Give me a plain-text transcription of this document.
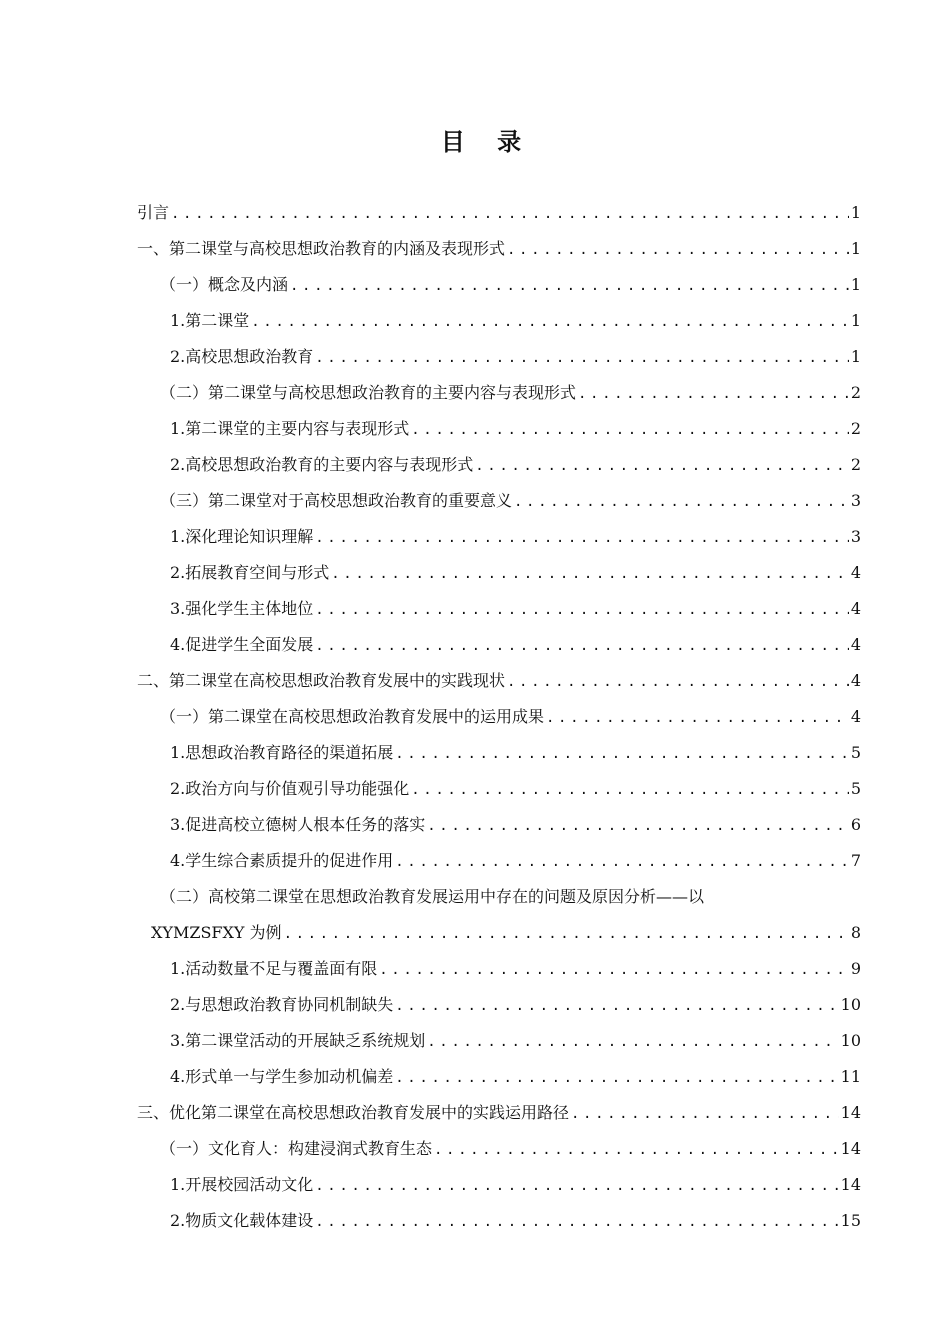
目 录
引言 .....	1
一、第二课堂与高校思想政治教育的内涵及表现形式 .....	1
（一）概念及内涵 .....	1
1.第二课堂 .....	1
2.高校思想政治教育 .....	1
（二）第二课堂与高校思想政治教育的主要内容与表现形式 .....	2
1.第二课堂的主要内容与表现形式 .....	2
2.高校思想政治教育的主要内容与表现形式 .....	2
（三）第二课堂对于高校思想政治教育的重要意义 .....	3
1.深化理论知识理解 .....	3
2.拓展教育空间与形式 .....	4
3.强化学生主体地位 .....	4
4.促进学生全面发展 .....	4
二、第二课堂在高校思想政治教育发展中的实践现状 .....	4
（一）第二课堂在高校思想政治教育发展中的运用成果 .....	4
1.思想政治教育路径的渠道拓展 .....	5
2.政治方向与价值观引导功能强化 .....	5
3.促进高校立德树人根本任务的落实 .....	6
4.学生综合素质提升的促进作用 .....	7
（二）高校第二课堂在思想政治教育发展运用中存在的问题及原因分析——以
XYMZSFXY 为例 .....	8
1.活动数量不足与覆盖面有限 .....	9
2.与思想政治教育协同机制缺失 .....	10
3.第二课堂活动的开展缺乏系统规划 .....	10
4.形式单一与学生参加动机偏差 .....	11
三、优化第二课堂在高校思想政治教育发展中的实践运用路径 .....	14
（一）文化育人：构建浸润式教育生态 .....	14
1.开展校园活动文化 .....	14
2.物质文化载体建设 .....	15
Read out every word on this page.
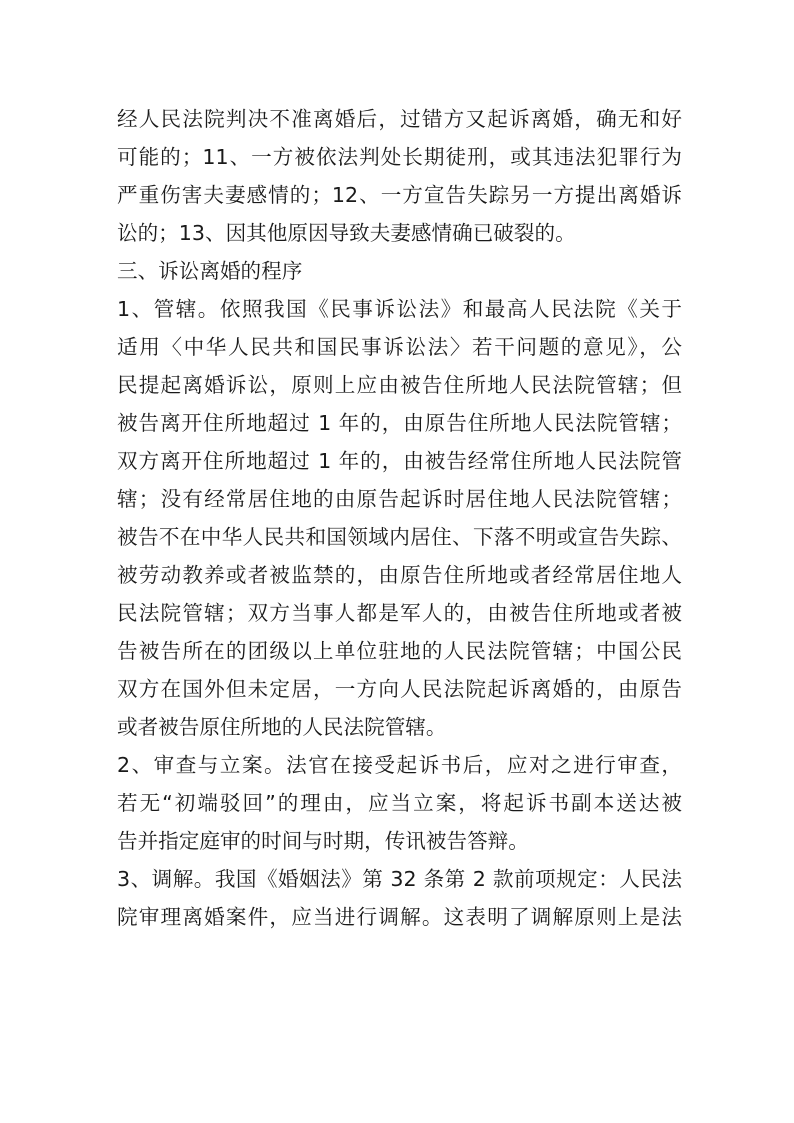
经人民法院判决不准离婚后，过错方又起诉离婚，确无和好
可能的；11、一方被依法判处长期徒刑，或其违法犯罪行为
严重伤害夫妻感情的；12、一方宣告失踪另一方提出离婚诉
讼的；13、因其他原因导致夫妻感情确已破裂的。
三、诉讼离婚的程序
1、管辖。依照我国《民事诉讼法》和最高人民法院《关于
适用〈中华人民共和国民事诉讼法〉若干问题的意见》，公
民提起离婚诉讼，原则上应由被告住所地人民法院管辖；但
被告离开住所地超过 1 年的，由原告住所地人民法院管辖；
双方离开住所地超过 1 年的，由被告经常住所地人民法院管
辖；没有经常居住地的由原告起诉时居住地人民法院管辖；
被告不在中华人民共和国领域内居住、下落不明或宣告失踪、
被劳动教养或者被监禁的，由原告住所地或者经常居住地人
民法院管辖；双方当事人都是军人的，由被告住所地或者被
告被告所在的团级以上单位驻地的人民法院管辖；中国公民
双方在国外但未定居，一方向人民法院起诉离婚的，由原告
或者被告原住所地的人民法院管辖。
2、审查与立案。法官在接受起诉书后，应对之进行审查，
若无“初端驳回”的理由，应当立案，将起诉书副本送达被
告并指定庭审的时间与时期，传讯被告答辩。
3、调解。我国《婚姻法》第 32 条第 2 款前项规定：人民法
院审理离婚案件，应当进行调解。这表明了调解原则上是法
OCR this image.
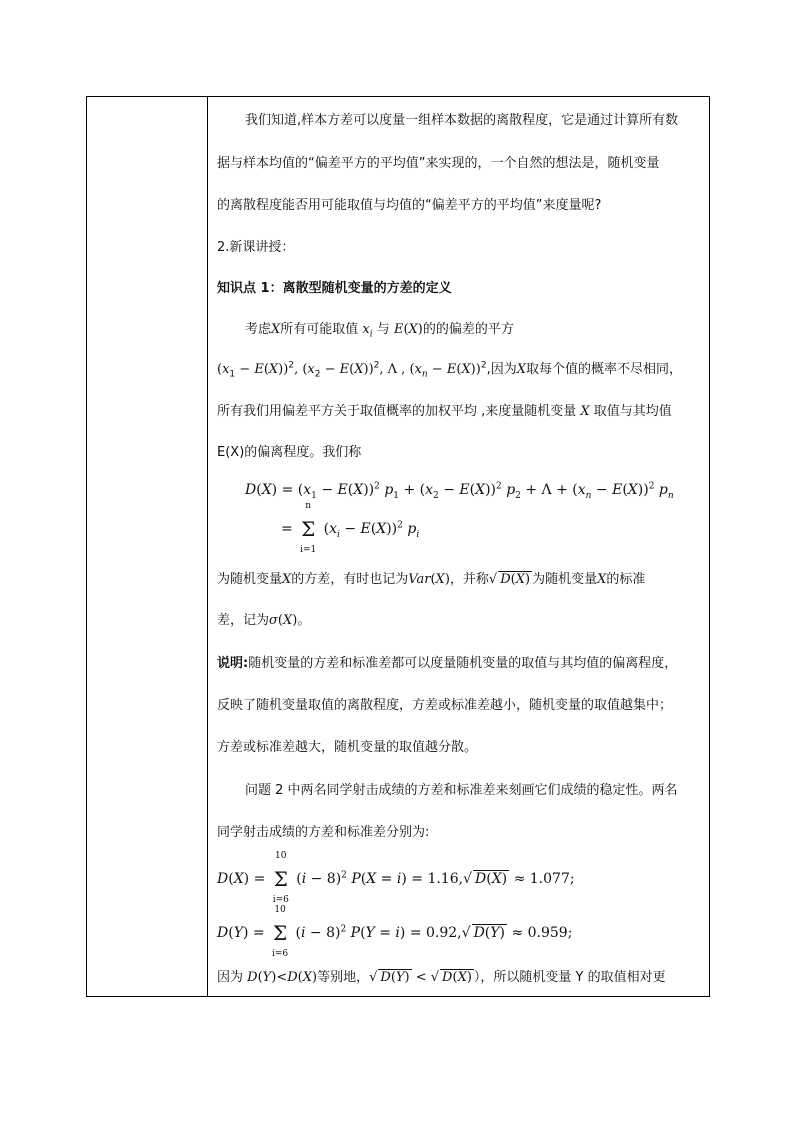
我们知道,样本方差可以度量一组样本数据的离散程度，它是通过计算所有数
据与样本均值的“偏差平方的平均值”来实现的，一个自然的想法是，随机变量
的离散程度能否用可能取值与均值的“偏差平方的平均值”来度量呢?
2.新课讲授：
知识点 1：离散型随机变量的方差的定义
考虑X所有可能取值 $x_i$ 与 E(X)的的偏差的平方
$(x_1 - E(X))^2$, $(x_2 - E(X))^2$, Λ , $(x_n - E(X))^2$,因为X取每个值的概率不尽相同，
所有我们用偏差平方关于取值概率的加权平均 ,来度量随机变量 X 取值与其均值
E(X)的偏离程度。我们称
$D(X) = (x_1 - E(X))^2$ $p_1 + (x_2 - E(X))^2$ $p_2 + \Lambda + (x_n - E(X))^2$ $p_n$
=
n
Σ
i=1
$(x_i - E(X))^2$ $p_i$
为随机变量X的方差，有时也记为Var(X)，并称√ D(X) 为随机变量X的标准
差，记为σ(X)。
说明:随机变量的方差和标准差都可以度量随机变量的取值与其均值的偏离程度，
反映了随机变量取值的离散程度，方差或标准差越小，随机变量的取值越集中；
方差或标准差越大，随机变量的取值越分散。
问题 2 中两名同学射击成绩的方差和标准差来刻画它们成绩的稳定性。两名
同学射击成绩的方差和标准差分别为:
D(X) =
10
Σ
i=6
$(i - 8)^2$ P(X = i) = 1.16,√ D(X) ≈ 1.077;
D(Y) =
10
Σ
i=6
$(i - 8)^2$ P(Y = i) = 0.92,√ D(Y) ≈ 0.959;
因为 D(Y)<D(X)等别地，√ D(Y) < √ D(X) ），所以随机变量 Y 的取值相对更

▬▬▬▬▬▬

• [Set exercise]: Write out each entry exactly as given, omitting any picture.

• [Solution]:
Give me a plain-text transcription of this document.
目 录
引言 .....	1
一、第二课堂与高校思想政治教育的内涵及表现形式 .....	1
（一）概念及内涵 .....	1
1.第二课堂 .....	1
2.高校思想政治教育 .....	1
（二）第二课堂与高校思想政治教育的主要内容与表现形式 .....	2
1.第二课堂的主要内容与表现形式 .....	2
2.高校思想政治教育的主要内容与表现形式 .....	2
（三）第二课堂对于高校思想政治教育的重要意义 .....	3
1.深化理论知识理解 .....	3
2.拓展教育空间与形式 .....	4
3.强化学生主体地位 .....	4
4.促进学生全面发展 .....	4
二、第二课堂在高校思想政治教育发展中的实践现状 .....	4
（一）第二课堂在高校思想政治教育发展中的运用成果 .....	4
1.思想政治教育路径的渠道拓展 .....	5
2.政治方向与价值观引导功能强化 .....	5
3.促进高校立德树人根本任务的落实 .....	6
4.学生综合素质提升的促进作用 .....	7
（二）高校第二课堂在思想政治教育发展运用中存在的问题及原因分析——以
XYMZSFXY 为例 .....	8
1.活动数量不足与覆盖面有限 .....	9
2.与思想政治教育协同机制缺失 .....	10
3.第二课堂活动的开展缺乏系统规划 .....	10
4.形式单一与学生参加动机偏差 .....	11
三、优化第二课堂在高校思想政治教育发展中的实践运用路径 .....	14
（一）文化育人：构建浸润式教育生态 .....	14
1.开展校园活动文化 .....	14
2.物质文化载体建设 .....	15
Read out every word on this page.
经人民法院判决不准离婚后，过错方又起诉离婚，确无和好
可能的；11、一方被依法判处长期徒刑，或其违法犯罪行为
严重伤害夫妻感情的；12、一方宣告失踪另一方提出离婚诉
讼的；13、因其他原因导致夫妻感情确已破裂的。
三、诉讼离婚的程序
1、管辖。依照我国《民事诉讼法》和最高人民法院《关于
适用〈中华人民共和国民事诉讼法〉若干问题的意见》，公
民提起离婚诉讼，原则上应由被告住所地人民法院管辖；但
被告离开住所地超过 1 年的，由原告住所地人民法院管辖；
双方离开住所地超过 1 年的，由被告经常住所地人民法院管
辖；没有经常居住地的由原告起诉时居住地人民法院管辖；
被告不在中华人民共和国领域内居住、下落不明或宣告失踪、
被劳动教养或者被监禁的，由原告住所地或者经常居住地人
民法院管辖；双方当事人都是军人的，由被告住所地或者被
告被告所在的团级以上单位驻地的人民法院管辖；中国公民
双方在国外但未定居，一方向人民法院起诉离婚的，由原告
或者被告原住所地的人民法院管辖。
2、审查与立案。法官在接受起诉书后，应对之进行审查，
若无“初端驳回”的理由，应当立案，将起诉书副本送达被
告并指定庭审的时间与时期，传讯被告答辩。
3、调解。我国《婚姻法》第 32 条第 2 款前项规定：人民法
院审理离婚案件，应当进行调解。这表明了调解原则上是法
OCR this image.
我们知道,样本方差可以度量一组样本数据的离散程度，它是通过计算所有数
据与样本均值的“偏差平方的平均值”来实现的，一个自然的想法是，随机变量
的离散程度能否用可能取值与均值的“偏差平方的平均值”来度量呢?
2.新课讲授：
知识点 1：离散型随机变量的方差的定义
考虑X所有可能取值 $x_i$ 与 E(X)的的偏差的平方
$(x_1 - E(X))^2$, $(x_2 - E(X))^2$, Λ , $(x_n - E(X))^2$,因为X取每个值的概率不尽相同，
所有我们用偏差平方关于取值概率的加权平均 ,来度量随机变量 X 取值与其均值
E(X)的偏离程度。我们称
$D(X) = (x_1 - E(X))^2$ $p_1 + (x_2 - E(X))^2$ $p_2 + \Lambda + (x_n - E(X))^2$ $p_n$
=
n
Σ
i=1
$(x_i - E(X))^2$ $p_i$
为随机变量X的方差，有时也记为Var(X)，并称√ D(X) 为随机变量X的标准
差，记为σ(X)。
说明:随机变量的方差和标准差都可以度量随机变量的取值与其均值的偏离程度，
反映了随机变量取值的离散程度，方差或标准差越小，随机变量的取值越集中；
方差或标准差越大，随机变量的取值越分散。
问题 2 中两名同学射击成绩的方差和标准差来刻画它们成绩的稳定性。两名
同学射击成绩的方差和标准差分别为:
D(X) =
10
Σ
i=6
$(i - 8)^2$ P(X = i) = 1.16,√ D(X) ≈ 1.077;
D(Y) =
10
Σ
i=6
$(i - 8)^2$ P(Y = i) = 0.92,√ D(Y) ≈ 0.959;
因为 D(Y)<D(X)等别地，√ D(Y) < √ D(X) ），所以随机变量 Y 的取值相对更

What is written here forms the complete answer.